WORK TO COMPLETE: Where in the records does the word "eliminar" appear? Copy each line that holds it.

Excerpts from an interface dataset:
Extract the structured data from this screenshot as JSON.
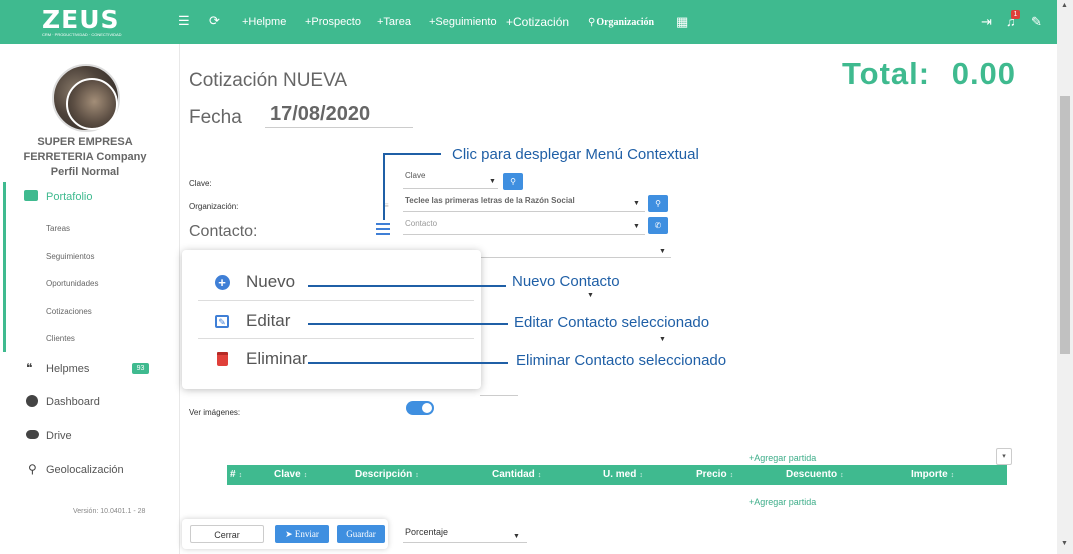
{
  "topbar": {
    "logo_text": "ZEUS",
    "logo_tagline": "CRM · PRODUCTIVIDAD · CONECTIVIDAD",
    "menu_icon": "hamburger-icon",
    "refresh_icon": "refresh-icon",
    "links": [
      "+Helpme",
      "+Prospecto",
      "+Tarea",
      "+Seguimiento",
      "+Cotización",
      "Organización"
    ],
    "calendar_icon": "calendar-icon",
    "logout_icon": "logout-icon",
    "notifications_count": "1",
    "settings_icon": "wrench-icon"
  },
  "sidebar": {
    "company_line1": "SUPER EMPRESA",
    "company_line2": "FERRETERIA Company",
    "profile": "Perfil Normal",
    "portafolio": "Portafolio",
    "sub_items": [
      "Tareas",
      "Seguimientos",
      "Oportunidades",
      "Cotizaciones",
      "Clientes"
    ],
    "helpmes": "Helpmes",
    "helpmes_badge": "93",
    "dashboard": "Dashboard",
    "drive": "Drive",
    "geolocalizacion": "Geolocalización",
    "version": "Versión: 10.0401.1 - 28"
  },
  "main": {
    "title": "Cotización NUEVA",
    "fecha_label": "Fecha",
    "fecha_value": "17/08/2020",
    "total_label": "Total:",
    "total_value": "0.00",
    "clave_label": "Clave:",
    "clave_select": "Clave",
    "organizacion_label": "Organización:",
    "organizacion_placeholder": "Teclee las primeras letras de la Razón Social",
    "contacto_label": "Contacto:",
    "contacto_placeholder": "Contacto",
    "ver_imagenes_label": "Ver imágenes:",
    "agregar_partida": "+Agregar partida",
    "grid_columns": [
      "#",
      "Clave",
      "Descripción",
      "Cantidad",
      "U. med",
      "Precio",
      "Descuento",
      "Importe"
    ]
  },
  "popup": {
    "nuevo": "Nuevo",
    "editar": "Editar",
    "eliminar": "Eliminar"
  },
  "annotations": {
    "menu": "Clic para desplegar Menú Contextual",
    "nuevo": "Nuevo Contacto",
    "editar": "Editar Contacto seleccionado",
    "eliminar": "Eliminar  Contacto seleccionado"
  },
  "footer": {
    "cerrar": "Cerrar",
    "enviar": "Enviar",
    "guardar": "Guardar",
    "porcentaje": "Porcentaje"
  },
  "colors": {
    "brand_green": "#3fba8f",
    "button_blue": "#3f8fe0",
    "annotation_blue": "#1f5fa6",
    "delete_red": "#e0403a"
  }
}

SOLVED EXERCISE:
    "eliminar": "Eliminar"
    "eliminar": "Eliminar  Contacto seleccionado"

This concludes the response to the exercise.